§ RECORDED INFORMATION
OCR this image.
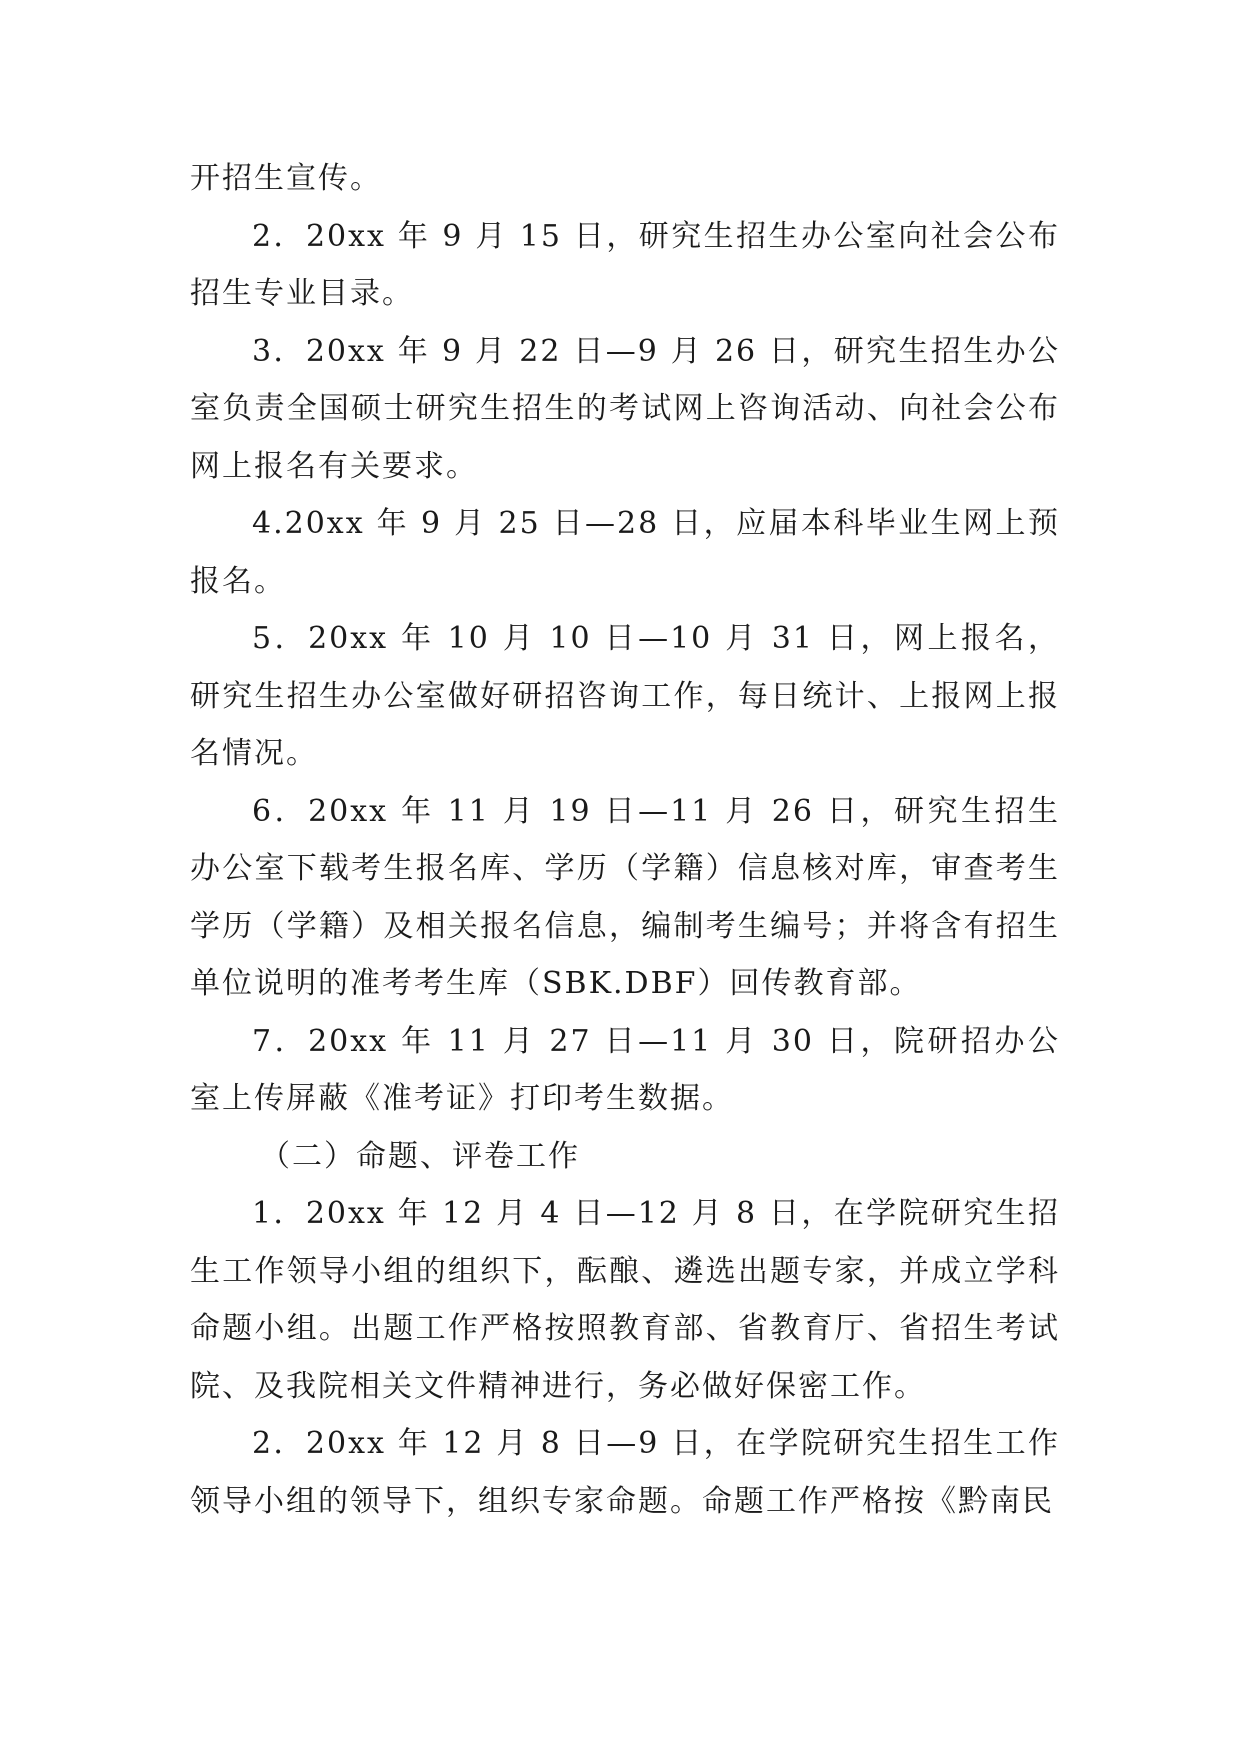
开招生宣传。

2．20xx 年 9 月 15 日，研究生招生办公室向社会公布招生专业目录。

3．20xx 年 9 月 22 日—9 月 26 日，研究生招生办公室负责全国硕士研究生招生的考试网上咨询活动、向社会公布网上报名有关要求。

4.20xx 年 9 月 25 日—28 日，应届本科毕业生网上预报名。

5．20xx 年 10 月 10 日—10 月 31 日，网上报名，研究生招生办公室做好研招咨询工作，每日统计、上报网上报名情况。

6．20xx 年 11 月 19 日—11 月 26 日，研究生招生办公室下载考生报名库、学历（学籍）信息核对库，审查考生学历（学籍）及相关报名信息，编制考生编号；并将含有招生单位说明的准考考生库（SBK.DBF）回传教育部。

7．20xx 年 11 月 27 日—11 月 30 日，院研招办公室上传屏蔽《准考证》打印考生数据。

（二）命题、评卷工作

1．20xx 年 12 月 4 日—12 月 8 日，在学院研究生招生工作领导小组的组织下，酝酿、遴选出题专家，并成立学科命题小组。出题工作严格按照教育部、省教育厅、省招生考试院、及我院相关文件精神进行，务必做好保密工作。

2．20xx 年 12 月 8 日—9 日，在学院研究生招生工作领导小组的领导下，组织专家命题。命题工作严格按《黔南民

§ TASK PROMPT
Reproduce the listing exactly. Leave its pictures out.

§ OUTPUT FOR THIS TASK
OCR this image.
开招生宣传。

2．20xx 年 9 月 15 日，研究生招生办公室向社会公布招生专业目录。

3．20xx 年 9 月 22 日—9 月 26 日，研究生招生办公室负责全国硕士研究生招生的考试网上咨询活动、向社会公布网上报名有关要求。

4.20xx 年 9 月 25 日—28 日，应届本科毕业生网上预报名。

5．20xx 年 10 月 10 日—10 月 31 日，网上报名，研究生招生办公室做好研招咨询工作，每日统计、上报网上报名情况。

6．20xx 年 11 月 19 日—11 月 26 日，研究生招生办公室下载考生报名库、学历（学籍）信息核对库，审查考生学历（学籍）及相关报名信息，编制考生编号；并将含有招生单位说明的准考考生库（SBK.DBF）回传教育部。

7．20xx 年 11 月 27 日—11 月 30 日，院研招办公室上传屏蔽《准考证》打印考生数据。

（二）命题、评卷工作

1．20xx 年 12 月 4 日—12 月 8 日，在学院研究生招生工作领导小组的组织下，酝酿、遴选出题专家，并成立学科命题小组。出题工作严格按照教育部、省教育厅、省招生考试院、及我院相关文件精神进行，务必做好保密工作。

2．20xx 年 12 月 8 日—9 日，在学院研究生招生工作领导小组的领导下，组织专家命题。命题工作严格按《黔南民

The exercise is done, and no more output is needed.